* Exercise instructions
Present the records from their first line through the line holding "description-line: because they", inclusive, as a numbered list with blank lines left out.

**** The records

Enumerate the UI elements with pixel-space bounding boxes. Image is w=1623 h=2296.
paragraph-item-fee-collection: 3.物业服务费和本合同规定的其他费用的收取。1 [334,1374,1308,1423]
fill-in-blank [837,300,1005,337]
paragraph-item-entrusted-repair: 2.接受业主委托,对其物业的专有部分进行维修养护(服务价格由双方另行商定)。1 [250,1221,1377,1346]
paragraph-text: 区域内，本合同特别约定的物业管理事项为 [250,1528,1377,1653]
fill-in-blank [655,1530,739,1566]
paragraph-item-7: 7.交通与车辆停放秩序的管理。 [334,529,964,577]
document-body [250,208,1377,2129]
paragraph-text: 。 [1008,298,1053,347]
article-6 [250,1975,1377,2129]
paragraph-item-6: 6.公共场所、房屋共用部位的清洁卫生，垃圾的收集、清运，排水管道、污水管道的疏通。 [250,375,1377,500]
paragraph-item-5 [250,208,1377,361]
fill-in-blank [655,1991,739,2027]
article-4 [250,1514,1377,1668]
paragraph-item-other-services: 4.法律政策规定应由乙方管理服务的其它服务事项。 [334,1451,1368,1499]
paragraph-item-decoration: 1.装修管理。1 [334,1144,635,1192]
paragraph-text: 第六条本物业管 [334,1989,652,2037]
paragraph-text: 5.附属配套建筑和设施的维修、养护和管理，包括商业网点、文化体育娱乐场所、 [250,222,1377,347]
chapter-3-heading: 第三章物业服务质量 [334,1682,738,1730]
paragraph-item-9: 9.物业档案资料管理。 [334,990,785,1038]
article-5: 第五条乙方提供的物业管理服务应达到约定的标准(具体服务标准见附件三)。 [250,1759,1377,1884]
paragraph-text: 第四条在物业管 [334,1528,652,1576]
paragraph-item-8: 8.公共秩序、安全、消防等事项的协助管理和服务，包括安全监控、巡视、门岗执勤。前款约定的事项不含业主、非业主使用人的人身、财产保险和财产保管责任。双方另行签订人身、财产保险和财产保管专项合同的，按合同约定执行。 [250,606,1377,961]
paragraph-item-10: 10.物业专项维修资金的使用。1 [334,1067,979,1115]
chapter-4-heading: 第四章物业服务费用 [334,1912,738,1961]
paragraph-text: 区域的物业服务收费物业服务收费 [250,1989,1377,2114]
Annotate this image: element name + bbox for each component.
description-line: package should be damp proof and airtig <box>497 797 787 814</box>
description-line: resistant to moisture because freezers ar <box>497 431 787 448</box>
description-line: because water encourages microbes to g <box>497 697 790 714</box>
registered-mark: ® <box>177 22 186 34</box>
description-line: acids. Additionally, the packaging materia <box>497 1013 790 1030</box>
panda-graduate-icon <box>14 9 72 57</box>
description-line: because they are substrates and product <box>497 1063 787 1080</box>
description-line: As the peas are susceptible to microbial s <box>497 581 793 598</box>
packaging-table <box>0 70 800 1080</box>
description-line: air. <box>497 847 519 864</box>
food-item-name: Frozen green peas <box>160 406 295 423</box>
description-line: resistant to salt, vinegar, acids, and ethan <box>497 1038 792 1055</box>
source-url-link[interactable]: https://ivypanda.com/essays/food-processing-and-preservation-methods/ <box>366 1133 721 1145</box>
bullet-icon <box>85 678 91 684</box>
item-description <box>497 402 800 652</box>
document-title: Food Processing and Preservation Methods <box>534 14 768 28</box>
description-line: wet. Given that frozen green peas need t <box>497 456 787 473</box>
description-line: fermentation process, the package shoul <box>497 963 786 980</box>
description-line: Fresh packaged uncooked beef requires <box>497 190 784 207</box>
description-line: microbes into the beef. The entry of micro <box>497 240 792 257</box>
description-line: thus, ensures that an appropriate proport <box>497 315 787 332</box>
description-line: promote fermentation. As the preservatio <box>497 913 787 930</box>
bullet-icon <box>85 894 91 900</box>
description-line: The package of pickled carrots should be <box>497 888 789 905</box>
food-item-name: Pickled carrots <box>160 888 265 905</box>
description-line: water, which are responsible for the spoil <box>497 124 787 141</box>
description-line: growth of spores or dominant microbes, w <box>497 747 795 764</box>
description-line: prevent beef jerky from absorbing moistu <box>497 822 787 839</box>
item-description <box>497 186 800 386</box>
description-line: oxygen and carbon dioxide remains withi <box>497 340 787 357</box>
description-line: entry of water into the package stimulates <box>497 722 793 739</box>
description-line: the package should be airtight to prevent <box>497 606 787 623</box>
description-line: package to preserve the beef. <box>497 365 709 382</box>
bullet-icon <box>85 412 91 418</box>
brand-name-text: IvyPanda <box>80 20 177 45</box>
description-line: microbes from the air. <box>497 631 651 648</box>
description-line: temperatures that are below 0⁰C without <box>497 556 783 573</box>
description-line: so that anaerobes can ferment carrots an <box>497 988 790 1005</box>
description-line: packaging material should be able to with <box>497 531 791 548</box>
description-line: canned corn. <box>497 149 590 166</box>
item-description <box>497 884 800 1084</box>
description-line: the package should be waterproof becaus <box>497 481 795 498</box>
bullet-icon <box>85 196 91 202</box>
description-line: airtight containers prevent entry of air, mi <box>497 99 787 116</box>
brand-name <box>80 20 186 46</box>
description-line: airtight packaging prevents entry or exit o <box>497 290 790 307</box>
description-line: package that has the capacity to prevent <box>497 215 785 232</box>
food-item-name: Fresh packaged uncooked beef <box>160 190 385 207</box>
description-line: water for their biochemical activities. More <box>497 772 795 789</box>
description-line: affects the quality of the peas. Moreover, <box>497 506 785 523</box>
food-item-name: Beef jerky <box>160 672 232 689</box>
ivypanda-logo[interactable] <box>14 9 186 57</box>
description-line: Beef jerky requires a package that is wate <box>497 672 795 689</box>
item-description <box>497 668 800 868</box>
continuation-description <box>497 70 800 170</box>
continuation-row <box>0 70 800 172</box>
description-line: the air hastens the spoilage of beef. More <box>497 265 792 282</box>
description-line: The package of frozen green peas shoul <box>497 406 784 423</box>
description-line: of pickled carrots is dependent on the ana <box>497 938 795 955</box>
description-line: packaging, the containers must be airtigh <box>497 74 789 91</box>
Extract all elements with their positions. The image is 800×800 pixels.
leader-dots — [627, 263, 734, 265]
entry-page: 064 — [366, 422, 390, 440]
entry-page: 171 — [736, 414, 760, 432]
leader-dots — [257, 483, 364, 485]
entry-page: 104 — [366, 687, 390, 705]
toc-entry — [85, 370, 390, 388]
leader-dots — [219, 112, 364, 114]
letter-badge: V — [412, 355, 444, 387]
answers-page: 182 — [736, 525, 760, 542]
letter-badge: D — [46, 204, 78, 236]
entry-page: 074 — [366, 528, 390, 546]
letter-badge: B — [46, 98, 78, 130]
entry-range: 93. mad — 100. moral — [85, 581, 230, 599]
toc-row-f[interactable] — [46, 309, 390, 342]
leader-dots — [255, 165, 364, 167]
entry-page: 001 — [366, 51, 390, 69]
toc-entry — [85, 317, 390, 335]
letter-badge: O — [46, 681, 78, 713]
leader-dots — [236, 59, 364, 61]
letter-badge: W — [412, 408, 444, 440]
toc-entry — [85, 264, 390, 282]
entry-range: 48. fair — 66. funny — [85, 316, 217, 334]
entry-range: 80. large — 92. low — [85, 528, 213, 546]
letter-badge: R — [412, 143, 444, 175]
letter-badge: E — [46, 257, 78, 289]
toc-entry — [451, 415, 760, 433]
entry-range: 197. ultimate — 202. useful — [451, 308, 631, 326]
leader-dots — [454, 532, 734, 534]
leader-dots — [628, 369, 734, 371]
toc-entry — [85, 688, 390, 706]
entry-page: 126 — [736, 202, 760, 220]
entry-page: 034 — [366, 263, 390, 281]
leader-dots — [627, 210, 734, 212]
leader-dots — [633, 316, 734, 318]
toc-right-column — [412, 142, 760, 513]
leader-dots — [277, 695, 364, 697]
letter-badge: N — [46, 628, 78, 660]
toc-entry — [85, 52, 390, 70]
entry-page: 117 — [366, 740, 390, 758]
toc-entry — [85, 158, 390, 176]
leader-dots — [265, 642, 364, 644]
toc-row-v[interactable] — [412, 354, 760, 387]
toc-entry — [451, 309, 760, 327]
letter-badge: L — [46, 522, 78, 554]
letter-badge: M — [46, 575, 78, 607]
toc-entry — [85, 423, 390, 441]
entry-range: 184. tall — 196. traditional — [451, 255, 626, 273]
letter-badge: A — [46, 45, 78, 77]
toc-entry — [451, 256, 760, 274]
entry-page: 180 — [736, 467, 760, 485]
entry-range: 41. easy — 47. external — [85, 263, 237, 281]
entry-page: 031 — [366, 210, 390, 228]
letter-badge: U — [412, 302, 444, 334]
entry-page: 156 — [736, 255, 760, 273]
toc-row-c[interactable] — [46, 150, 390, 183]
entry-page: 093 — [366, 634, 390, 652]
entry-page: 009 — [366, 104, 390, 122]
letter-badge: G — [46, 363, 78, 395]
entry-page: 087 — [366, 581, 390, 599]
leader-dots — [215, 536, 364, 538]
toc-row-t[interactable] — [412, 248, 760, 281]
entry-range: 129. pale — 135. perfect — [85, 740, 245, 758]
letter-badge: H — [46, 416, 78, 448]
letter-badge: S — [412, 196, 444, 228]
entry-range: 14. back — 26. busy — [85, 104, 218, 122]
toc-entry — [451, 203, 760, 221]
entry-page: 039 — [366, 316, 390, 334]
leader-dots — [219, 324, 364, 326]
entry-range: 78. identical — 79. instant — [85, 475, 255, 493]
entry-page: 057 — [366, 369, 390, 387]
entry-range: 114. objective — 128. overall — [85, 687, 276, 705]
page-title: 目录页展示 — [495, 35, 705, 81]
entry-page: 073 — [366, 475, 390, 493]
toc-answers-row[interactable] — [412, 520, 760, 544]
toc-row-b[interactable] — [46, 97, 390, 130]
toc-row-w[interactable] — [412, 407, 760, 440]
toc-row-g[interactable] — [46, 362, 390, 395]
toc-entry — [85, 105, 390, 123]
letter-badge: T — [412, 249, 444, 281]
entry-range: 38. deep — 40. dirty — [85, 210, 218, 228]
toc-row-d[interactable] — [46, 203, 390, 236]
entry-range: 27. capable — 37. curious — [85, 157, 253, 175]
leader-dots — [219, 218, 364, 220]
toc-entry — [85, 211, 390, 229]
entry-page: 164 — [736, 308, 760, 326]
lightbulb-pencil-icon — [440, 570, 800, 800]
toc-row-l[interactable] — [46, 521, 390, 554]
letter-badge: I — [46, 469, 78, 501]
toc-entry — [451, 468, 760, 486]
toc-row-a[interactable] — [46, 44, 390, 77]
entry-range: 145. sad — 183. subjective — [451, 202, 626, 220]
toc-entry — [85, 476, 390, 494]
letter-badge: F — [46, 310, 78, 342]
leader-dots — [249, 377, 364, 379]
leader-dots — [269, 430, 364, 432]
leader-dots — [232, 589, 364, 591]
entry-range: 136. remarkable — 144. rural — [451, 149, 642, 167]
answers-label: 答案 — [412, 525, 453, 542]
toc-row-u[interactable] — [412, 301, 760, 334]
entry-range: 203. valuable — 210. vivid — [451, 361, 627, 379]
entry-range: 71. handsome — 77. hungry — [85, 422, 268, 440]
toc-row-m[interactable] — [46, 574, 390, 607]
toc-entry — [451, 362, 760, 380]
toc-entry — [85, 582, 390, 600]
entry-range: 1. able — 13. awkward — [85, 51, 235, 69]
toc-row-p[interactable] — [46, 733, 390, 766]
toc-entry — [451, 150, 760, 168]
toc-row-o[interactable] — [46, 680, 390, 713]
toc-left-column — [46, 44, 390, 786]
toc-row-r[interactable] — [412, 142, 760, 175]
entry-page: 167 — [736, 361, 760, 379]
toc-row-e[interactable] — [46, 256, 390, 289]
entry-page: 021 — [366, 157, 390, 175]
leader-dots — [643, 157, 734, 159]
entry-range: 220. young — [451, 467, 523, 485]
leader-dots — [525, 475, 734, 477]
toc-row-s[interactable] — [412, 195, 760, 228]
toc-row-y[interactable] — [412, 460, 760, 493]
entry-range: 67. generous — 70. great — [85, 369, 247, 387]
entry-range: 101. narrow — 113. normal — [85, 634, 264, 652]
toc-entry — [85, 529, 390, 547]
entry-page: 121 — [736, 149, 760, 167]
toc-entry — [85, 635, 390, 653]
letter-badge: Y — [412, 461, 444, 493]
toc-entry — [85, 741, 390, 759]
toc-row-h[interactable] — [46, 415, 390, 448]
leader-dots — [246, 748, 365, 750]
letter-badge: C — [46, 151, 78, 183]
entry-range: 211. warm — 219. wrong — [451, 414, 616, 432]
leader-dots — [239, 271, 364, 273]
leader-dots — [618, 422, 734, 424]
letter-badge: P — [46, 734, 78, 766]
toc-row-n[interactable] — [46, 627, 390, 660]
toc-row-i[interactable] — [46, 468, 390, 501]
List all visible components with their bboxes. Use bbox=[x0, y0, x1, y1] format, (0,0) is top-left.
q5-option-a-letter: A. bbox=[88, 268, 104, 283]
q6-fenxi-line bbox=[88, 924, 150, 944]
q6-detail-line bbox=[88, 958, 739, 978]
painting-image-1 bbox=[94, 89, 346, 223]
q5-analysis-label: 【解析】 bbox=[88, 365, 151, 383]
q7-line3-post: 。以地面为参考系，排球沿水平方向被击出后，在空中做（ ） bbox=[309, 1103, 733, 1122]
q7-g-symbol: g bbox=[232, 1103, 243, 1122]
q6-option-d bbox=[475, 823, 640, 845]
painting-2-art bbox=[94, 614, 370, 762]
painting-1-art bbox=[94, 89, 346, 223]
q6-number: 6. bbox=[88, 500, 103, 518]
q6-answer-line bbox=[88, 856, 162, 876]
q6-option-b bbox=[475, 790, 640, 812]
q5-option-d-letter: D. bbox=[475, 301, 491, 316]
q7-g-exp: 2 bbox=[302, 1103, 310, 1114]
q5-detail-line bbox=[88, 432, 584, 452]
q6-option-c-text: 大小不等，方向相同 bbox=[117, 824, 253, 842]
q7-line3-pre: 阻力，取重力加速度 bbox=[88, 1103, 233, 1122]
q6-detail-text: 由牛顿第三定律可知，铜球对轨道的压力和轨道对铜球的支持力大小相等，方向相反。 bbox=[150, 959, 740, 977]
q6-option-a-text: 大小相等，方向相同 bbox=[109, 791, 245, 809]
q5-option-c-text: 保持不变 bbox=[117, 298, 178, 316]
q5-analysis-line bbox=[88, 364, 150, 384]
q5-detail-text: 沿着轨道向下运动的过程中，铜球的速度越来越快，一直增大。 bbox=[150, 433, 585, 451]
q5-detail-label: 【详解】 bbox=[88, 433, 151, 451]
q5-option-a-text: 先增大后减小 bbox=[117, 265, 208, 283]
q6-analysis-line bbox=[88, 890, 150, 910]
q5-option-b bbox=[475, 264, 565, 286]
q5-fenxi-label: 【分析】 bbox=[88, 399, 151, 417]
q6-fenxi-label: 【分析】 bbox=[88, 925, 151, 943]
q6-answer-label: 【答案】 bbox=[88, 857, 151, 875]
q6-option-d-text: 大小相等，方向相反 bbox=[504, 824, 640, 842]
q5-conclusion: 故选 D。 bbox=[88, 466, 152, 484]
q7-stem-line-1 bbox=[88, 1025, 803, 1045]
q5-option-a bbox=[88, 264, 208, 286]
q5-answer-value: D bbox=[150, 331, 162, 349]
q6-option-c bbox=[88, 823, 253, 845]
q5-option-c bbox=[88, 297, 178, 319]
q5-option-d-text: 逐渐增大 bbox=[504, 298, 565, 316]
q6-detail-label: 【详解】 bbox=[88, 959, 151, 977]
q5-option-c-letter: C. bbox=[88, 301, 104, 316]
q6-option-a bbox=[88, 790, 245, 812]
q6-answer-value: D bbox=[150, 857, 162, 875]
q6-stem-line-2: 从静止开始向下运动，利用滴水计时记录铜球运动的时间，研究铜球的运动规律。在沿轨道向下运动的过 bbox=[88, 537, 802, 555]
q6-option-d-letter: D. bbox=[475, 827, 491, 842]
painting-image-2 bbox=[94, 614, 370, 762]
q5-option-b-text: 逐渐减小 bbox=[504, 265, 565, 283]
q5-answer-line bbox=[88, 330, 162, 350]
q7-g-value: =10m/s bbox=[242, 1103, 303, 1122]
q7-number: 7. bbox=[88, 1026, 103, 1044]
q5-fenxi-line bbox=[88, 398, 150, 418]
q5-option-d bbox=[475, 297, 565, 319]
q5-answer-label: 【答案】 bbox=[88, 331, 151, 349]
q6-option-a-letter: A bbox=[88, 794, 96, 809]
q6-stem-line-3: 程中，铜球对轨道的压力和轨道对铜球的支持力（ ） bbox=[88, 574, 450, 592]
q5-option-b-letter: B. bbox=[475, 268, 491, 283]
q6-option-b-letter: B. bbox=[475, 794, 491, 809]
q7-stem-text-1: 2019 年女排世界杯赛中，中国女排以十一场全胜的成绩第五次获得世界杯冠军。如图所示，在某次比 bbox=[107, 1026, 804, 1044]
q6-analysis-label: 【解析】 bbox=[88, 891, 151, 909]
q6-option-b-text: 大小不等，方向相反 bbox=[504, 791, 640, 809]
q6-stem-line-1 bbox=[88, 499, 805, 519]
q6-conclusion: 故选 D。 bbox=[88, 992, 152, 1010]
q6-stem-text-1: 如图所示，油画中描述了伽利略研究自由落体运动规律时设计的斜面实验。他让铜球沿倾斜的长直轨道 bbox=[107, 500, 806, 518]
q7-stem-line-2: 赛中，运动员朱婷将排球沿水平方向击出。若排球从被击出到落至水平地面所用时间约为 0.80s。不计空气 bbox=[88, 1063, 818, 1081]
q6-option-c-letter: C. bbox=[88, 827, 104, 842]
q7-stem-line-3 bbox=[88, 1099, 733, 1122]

********

* Problem solution
1. Enumerate the UI elements with pixel-space bounding boxes. Image is w=1623 h=2296.
2. paragraph-item-fee-collection: 3.物业服务费和本合同规定的其他费用的收取。1 [334,1374,1308,1423]
3. fill-in-blank [837,300,1005,337]
4. paragraph-item-entrusted-repair: 2.接受业主委托,对其物业的专有部分进行维修养护(服务价格由双方另行商定)。1 [250,1221,1377,1346]
5. paragraph-text: 区域内，本合同特别约定的物业管理事项为 [250,1528,1377,1653]
6. fill-in-blank [655,1530,739,1566]
7. paragraph-item-7: 7.交通与车辆停放秩序的管理。 [334,529,964,577]
8. document-body [250,208,1377,2129]
9. paragraph-text: 。 [1008,298,1053,347]
10. article-6 [250,1975,1377,2129]
11. paragraph-item-6: 6.公共场所、房屋共用部位的清洁卫生，垃圾的收集、清运，排水管道、污水管道的疏通。 [250,375,1377,500]
12. paragraph-item-5 [250,208,1377,361]
13. fill-in-blank [655,1991,739,2027]
14. article-4 [250,1514,1377,1668]
15. paragraph-item-other-services: 4.法律政策规定应由乙方管理服务的其它服务事项。 [334,1451,1368,1499]
16. paragraph-item-decoration: 1.装修管理。1 [334,1144,635,1192]
17. paragraph-text: 第六条本物业管 [334,1989,652,2037]
18. paragraph-text: 5.附属配套建筑和设施的维修、养护和管理，包括商业网点、文化体育娱乐场所、 [250,222,1377,347]
19. chapter-3-heading: 第三章物业服务质量 [334,1682,738,1730]
20. paragraph-item-9: 9.物业档案资料管理。 [334,990,785,1038]
21. article-5: 第五条乙方提供的物业管理服务应达到约定的标准(具体服务标准见附件三)。 [250,1759,1377,1884]
22. paragraph-text: 第四条在物业管 [334,1528,652,1576]
23. paragraph-item-8: 8.公共秩序、安全、消防等事项的协助管理和服务，包括安全监控、巡视、门岗执勤。前款约定的事项不含业主、非业主使用人的人身、财产保险和财产保管责任。双方另行签订人身、财产保险和财产保管专项合同的，按合同约定执行。 [250,606,1377,961]
24. paragraph-item-10: 10.物业专项维修资金的使用。1 [334,1067,979,1115]
25. chapter-4-heading: 第四章物业服务费用 [334,1912,738,1961]
26. paragraph-text: 区域的物业服务收费物业服务收费 [250,1989,1377,2114]
27. Annotate this image: element name + bbox for each component.
28. description-line: package should be damp proof and airtig <box>497 797 787 814</box>
29. description-line: resistant to moisture because freezers ar <box>497 431 787 448</box>
30. description-line: because water encourages microbes to g <box>497 697 790 714</box>
31. registered-mark: ® <box>177 22 186 34</box>
32. description-line: acids. Additionally, the packaging materia <box>497 1013 790 1030</box>
33. panda-graduate-icon <box>14 9 72 57</box>
34. description-line: because they are substrates and product <box>497 1063 787 1080</box>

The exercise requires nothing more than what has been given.